- **Task objective**: Reproduce each line exactly. Skip none.

(Some records)
----------------------------------------

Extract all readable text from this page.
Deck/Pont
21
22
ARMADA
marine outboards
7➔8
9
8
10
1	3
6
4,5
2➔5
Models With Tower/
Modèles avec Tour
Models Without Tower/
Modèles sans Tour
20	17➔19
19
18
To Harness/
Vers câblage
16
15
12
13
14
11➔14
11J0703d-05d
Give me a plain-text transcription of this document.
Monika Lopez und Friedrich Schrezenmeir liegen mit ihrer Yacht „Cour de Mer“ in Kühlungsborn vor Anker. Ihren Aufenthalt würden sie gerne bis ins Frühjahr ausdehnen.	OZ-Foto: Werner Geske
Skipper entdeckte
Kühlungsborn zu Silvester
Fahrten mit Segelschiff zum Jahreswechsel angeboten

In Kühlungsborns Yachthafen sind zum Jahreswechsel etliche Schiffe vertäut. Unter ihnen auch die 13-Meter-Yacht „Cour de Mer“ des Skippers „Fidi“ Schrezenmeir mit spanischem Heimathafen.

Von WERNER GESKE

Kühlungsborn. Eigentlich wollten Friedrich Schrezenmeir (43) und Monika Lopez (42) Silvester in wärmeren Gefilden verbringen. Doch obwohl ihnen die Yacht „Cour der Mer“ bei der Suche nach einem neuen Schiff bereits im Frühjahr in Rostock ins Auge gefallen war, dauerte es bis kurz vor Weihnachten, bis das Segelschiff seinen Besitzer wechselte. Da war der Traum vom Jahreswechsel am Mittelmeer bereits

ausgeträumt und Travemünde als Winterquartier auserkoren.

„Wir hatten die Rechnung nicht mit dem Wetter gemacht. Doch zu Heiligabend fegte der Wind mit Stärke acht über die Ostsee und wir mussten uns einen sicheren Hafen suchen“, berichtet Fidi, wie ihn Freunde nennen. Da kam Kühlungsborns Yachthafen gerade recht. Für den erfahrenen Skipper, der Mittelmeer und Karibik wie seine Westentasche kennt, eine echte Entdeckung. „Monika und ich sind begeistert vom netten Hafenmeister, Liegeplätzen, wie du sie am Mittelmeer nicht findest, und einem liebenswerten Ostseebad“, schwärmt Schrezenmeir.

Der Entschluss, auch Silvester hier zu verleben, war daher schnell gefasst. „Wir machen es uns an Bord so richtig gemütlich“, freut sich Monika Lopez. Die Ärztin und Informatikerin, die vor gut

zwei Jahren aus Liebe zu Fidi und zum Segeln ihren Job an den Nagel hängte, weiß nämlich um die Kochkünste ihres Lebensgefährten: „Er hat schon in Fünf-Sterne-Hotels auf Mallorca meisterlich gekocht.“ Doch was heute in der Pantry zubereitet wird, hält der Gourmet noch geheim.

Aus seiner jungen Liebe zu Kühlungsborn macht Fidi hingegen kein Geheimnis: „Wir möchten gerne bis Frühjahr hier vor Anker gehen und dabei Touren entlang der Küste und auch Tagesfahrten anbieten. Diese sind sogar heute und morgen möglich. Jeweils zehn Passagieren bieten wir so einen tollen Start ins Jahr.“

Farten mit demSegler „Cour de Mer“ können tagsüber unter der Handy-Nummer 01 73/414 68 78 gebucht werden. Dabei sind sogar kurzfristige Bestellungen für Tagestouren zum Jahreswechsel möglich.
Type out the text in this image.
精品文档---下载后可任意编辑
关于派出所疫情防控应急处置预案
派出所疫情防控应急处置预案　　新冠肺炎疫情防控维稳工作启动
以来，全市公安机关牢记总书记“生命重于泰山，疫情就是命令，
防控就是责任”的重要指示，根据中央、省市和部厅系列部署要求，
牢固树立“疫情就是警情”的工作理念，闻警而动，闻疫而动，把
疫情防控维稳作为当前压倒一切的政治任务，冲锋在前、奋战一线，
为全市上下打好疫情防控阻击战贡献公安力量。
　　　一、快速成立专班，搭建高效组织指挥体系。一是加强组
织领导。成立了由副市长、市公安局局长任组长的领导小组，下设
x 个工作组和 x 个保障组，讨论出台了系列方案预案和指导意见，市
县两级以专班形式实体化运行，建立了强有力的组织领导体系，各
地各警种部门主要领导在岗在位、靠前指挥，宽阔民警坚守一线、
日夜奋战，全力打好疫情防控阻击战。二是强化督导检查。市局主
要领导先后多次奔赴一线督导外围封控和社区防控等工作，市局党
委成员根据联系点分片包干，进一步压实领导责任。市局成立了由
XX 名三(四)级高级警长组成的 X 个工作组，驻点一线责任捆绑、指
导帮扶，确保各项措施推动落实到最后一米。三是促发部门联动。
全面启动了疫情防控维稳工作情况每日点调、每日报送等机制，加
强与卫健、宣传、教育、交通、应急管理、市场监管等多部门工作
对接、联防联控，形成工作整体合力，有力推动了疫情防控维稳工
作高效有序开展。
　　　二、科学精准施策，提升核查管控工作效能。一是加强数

----------------------------------------

- **Problem solution**:
Extract all readable text from this page.
Deck/Pont
21
22
ARMADA
marine outboards
7➔8
9
8
10
1	3
6
4,5
2➔5
Models With Tower/
Modèles avec Tour
Models Without Tower/
Modèles sans Tour
20	17➔19
19
18
To Harness/
Vers câblage
16
15
12
13
14
11➔14
11J0703d-05d
Give me a plain-text transcription of this document.
Monika Lopez und Friedrich Schrezenmeir liegen mit ihrer Yacht „Cour de Mer“ in Kühlungsborn vor Anker. Ihren Aufenthalt würden sie gerne bis ins Frühjahr ausdehnen.	OZ-Foto: Werner Geske
Skipper entdeckte
Kühlungsborn zu Silvester
Fahrten mit Segelschiff zum Jahreswechsel angeboten

In Kühlungsborns Yachthafen sind zum Jahreswechsel etliche Schiffe vertäut. Unter ihnen auch die 13-Meter-Yacht „Cour de Mer“ des Skippers „Fidi“ Schrezenmeir mit spanischem Heimathafen.

Von WERNER GESKE

Kühlungsborn. Eigentlich wollten Friedrich Schrezenmeir (43) und Monika Lopez (42) Silvester in wärmeren Gefilden verbringen. Doch obwohl ihnen die Yacht „Cour der Mer“ bei der Suche nach einem neuen Schiff bereits im Frühjahr in Rostock ins Auge gefallen war, dauerte es bis kurz vor Weihnachten, bis das Segelschiff seinen Besitzer wechselte. Da war der Traum vom Jahreswechsel am Mittelmeer bereits

ausgeträumt und Travemünde als Winterquartier auserkoren.

„Wir hatten die Rechnung nicht mit dem Wetter gemacht. Doch zu Heiligabend fegte der Wind mit Stärke acht über die Ostsee und wir mussten uns einen sicheren Hafen suchen“, berichtet Fidi, wie ihn Freunde nennen. Da kam Kühlungsborns Yachthafen gerade recht. Für den erfahrenen Skipper, der Mittelmeer und Karibik wie seine Westentasche kennt, eine echte Entdeckung. „Monika und ich sind begeistert vom netten Hafenmeister, Liegeplätzen, wie du sie am Mittelmeer nicht findest, und einem liebenswerten Ostseebad“, schwärmt Schrezenmeir.

Der Entschluss, auch Silvester hier zu verleben, war daher schnell gefasst. „Wir machen es uns an Bord so richtig gemütlich“, freut sich Monika Lopez. Die Ärztin und Informatikerin, die vor gut

zwei Jahren aus Liebe zu Fidi und zum Segeln ihren Job an den Nagel hängte, weiß nämlich um die Kochkünste ihres Lebensgefährten: „Er hat schon in Fünf-Sterne-Hotels auf Mallorca meisterlich gekocht.“ Doch was heute in der Pantry zubereitet wird, hält der Gourmet noch geheim.

Aus seiner jungen Liebe zu Kühlungsborn macht Fidi hingegen kein Geheimnis: „Wir möchten gerne bis Frühjahr hier vor Anker gehen und dabei Touren entlang der Küste und auch Tagesfahrten anbieten. Diese sind sogar heute und morgen möglich. Jeweils zehn Passagieren bieten wir so einen tollen Start ins Jahr.“

Farten mit demSegler „Cour de Mer“ können tagsüber unter der Handy-Nummer 01 73/414 68 78 gebucht werden. Dabei sind sogar kurzfristige Bestellungen für Tagestouren zum Jahreswechsel möglich.
Type out the text in this image.
精品文档---下载后可任意编辑
关于派出所疫情防控应急处置预案
派出所疫情防控应急处置预案　　新冠肺炎疫情防控维稳工作启动
以来，全市公安机关牢记总书记“生命重于泰山，疫情就是命令，
防控就是责任”的重要指示，根据中央、省市和部厅系列部署要求，
牢固树立“疫情就是警情”的工作理念，闻警而动，闻疫而动，把
疫情防控维稳作为当前压倒一切的政治任务，冲锋在前、奋战一线，
为全市上下打好疫情防控阻击战贡献公安力量。
　　　一、快速成立专班，搭建高效组织指挥体系。一是加强组
织领导。成立了由副市长、市公安局局长任组长的领导小组，下设
x 个工作组和 x 个保障组，讨论出台了系列方案预案和指导意见，市
县两级以专班形式实体化运行，建立了强有力的组织领导体系，各
地各警种部门主要领导在岗在位、靠前指挥，宽阔民警坚守一线、
日夜奋战，全力打好疫情防控阻击战。二是强化督导检查。市局主
要领导先后多次奔赴一线督导外围封控和社区防控等工作，市局党
委成员根据联系点分片包干，进一步压实领导责任。市局成立了由
XX 名三(四)级高级警长组成的 X 个工作组，驻点一线责任捆绑、指
导帮扶，确保各项措施推动落实到最后一米。三是促发部门联动。
全面启动了疫情防控维稳工作情况每日点调、每日报送等机制，加
强与卫健、宣传、教育、交通、应急管理、市场监管等多部门工作
对接、联防联控，形成工作整体合力，有力推动了疫情防控维稳工
作高效有序开展。
　　　二、科学精准施策，提升核查管控工作效能。一是加强数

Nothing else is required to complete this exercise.